Your answer needs to include each line of the records in which the string "title" can be found.

┌──

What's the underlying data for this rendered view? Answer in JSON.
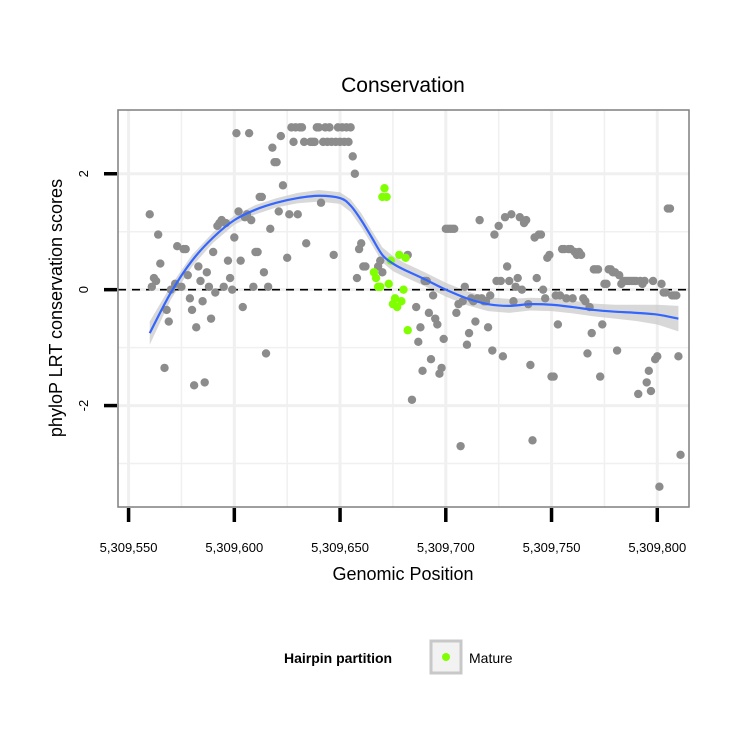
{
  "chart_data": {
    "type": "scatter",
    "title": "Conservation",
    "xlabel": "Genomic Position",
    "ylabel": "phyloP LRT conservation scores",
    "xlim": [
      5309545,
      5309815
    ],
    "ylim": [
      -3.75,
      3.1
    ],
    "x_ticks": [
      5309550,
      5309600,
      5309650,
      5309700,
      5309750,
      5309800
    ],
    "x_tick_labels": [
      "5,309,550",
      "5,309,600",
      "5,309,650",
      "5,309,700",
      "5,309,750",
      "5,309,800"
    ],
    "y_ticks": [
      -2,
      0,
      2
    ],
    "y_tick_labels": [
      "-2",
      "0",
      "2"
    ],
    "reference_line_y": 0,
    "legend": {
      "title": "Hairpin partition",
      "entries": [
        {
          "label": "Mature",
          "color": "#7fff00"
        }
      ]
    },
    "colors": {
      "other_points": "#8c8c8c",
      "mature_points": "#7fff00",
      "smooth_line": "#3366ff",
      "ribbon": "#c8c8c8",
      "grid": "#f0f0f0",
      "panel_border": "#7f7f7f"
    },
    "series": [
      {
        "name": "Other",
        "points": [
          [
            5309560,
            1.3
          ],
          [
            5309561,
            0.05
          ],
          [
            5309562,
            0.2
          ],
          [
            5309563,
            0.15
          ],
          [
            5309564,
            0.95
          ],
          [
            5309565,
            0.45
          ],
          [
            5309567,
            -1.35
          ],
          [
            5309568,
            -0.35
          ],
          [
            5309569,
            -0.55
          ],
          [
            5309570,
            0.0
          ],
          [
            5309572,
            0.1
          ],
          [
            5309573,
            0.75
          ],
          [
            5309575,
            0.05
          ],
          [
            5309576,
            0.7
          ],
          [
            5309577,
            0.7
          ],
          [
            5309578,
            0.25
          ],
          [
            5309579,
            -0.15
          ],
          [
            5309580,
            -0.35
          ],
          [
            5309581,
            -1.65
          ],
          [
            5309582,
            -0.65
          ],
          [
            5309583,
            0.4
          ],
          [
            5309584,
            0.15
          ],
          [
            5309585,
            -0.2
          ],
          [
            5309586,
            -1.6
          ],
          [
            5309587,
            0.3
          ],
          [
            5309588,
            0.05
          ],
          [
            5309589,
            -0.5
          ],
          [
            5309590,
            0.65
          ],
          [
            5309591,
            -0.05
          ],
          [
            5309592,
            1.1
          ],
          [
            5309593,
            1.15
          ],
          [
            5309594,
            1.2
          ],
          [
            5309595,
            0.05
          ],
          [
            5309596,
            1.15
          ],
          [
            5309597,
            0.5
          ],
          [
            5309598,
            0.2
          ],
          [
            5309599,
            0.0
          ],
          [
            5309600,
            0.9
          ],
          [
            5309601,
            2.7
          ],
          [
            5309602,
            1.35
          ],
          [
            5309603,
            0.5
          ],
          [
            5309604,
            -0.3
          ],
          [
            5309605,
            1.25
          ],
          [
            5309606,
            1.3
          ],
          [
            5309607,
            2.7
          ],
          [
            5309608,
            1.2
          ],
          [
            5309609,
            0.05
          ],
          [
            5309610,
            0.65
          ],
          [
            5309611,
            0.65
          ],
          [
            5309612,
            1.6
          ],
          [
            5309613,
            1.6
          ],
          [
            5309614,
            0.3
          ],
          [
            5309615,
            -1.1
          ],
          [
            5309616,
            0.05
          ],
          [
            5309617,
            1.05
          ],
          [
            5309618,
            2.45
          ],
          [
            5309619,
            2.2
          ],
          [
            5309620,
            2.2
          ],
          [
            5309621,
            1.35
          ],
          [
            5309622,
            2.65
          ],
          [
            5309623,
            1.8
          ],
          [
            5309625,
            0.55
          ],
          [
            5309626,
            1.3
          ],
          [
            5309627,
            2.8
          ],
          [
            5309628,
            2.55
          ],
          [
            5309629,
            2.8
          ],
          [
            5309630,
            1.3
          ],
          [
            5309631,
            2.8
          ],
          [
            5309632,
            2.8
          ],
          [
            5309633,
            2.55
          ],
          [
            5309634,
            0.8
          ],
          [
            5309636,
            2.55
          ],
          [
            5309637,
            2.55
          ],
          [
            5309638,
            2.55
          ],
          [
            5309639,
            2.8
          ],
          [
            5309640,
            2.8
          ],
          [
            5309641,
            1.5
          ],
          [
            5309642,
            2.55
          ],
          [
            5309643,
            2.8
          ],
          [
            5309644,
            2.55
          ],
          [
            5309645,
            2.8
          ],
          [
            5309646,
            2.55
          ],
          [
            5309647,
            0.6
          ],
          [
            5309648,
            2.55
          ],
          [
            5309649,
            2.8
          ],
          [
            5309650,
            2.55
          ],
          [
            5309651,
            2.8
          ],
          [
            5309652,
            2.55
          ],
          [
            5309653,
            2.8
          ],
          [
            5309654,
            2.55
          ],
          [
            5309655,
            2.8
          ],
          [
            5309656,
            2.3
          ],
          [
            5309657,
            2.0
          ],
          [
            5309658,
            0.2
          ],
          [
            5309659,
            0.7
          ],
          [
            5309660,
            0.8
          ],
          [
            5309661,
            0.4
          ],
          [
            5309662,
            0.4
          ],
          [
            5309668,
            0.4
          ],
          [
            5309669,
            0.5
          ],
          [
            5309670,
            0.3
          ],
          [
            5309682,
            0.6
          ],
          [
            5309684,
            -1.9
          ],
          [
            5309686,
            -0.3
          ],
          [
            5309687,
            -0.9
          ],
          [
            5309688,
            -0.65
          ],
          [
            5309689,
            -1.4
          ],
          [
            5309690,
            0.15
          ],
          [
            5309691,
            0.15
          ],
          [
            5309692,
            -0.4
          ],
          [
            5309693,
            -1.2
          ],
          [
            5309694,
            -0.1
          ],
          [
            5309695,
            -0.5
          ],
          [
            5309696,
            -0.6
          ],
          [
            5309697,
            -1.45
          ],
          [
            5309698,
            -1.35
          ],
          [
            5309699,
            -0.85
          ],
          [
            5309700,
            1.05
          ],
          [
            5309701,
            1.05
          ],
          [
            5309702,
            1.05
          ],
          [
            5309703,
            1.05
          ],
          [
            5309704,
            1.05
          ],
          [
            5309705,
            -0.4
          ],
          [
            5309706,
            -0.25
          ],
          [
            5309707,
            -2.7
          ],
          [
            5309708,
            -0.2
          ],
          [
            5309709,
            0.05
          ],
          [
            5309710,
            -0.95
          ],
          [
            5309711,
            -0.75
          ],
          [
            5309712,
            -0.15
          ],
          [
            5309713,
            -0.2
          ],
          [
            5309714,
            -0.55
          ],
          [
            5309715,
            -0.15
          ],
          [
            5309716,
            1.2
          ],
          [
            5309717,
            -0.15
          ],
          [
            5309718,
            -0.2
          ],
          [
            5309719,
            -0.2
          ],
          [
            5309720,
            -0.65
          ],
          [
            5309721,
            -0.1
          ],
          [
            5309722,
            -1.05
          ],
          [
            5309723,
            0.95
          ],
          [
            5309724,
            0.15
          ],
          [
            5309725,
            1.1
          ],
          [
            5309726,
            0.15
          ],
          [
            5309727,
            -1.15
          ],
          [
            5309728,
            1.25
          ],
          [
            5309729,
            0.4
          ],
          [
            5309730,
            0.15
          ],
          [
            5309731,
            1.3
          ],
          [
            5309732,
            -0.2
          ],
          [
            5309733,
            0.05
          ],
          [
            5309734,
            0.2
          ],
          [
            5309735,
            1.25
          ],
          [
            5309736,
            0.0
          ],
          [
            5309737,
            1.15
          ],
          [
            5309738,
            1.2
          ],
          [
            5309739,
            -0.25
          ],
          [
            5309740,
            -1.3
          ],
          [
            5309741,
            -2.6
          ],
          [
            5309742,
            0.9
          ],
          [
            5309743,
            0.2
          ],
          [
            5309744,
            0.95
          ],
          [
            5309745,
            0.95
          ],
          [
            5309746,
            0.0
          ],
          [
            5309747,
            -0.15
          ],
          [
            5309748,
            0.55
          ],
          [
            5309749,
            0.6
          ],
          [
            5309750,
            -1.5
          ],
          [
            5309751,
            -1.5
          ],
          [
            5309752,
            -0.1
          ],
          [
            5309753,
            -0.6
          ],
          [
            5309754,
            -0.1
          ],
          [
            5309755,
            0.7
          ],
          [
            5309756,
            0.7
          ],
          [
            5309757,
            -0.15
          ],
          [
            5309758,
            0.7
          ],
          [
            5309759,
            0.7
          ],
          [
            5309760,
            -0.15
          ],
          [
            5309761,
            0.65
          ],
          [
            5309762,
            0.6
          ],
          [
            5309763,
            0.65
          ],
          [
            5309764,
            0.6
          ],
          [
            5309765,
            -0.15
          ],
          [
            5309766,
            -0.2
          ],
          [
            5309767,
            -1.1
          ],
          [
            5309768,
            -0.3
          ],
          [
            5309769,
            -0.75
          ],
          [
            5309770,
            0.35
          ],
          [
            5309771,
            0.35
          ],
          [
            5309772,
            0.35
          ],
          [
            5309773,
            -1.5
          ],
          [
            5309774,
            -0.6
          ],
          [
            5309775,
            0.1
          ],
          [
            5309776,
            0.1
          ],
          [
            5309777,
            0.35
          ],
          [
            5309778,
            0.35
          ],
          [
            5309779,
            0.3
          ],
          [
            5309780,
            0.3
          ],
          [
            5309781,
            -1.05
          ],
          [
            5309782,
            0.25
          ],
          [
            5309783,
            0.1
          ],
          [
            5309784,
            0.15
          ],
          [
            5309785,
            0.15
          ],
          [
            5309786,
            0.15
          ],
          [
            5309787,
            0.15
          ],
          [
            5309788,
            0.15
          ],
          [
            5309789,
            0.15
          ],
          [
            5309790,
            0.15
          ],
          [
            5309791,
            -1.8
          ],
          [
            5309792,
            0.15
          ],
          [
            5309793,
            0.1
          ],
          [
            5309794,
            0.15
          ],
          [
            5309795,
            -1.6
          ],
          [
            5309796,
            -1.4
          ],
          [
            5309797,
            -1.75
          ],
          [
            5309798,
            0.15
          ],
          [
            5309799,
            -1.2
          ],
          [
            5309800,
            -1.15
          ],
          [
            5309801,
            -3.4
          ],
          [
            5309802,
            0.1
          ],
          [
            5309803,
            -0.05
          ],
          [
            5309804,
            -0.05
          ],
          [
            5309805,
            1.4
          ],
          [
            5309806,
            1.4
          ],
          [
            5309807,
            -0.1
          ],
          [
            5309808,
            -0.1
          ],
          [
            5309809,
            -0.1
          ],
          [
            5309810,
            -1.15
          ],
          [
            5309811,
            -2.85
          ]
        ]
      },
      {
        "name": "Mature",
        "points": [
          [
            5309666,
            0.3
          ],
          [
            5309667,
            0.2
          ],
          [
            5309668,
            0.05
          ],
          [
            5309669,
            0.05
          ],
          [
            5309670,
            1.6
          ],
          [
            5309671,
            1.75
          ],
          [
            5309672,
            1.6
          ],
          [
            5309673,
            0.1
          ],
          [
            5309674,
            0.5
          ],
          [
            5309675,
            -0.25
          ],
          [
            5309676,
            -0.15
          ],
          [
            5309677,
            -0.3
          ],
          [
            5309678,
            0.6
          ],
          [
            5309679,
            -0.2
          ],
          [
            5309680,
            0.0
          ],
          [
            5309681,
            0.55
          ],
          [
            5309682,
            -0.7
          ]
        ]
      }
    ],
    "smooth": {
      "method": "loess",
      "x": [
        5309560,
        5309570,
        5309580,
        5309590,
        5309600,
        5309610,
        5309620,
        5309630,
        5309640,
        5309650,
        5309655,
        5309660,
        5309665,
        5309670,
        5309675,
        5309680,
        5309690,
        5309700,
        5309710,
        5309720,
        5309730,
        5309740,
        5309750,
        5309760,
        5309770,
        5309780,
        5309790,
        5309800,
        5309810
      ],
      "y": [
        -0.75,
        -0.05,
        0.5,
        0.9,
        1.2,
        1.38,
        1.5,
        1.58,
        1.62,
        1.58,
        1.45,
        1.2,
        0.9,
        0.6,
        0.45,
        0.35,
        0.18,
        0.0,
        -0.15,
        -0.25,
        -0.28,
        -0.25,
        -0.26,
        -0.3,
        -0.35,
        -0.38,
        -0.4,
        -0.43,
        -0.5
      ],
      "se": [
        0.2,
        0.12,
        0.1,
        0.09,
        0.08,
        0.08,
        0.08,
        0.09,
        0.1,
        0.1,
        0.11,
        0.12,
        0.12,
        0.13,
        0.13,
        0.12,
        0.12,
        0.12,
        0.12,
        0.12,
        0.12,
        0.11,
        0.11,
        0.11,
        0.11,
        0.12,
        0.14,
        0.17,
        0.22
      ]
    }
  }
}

└──

# [Exercise result]
    "title": "Conservation",
      "title": "Hairpin partition",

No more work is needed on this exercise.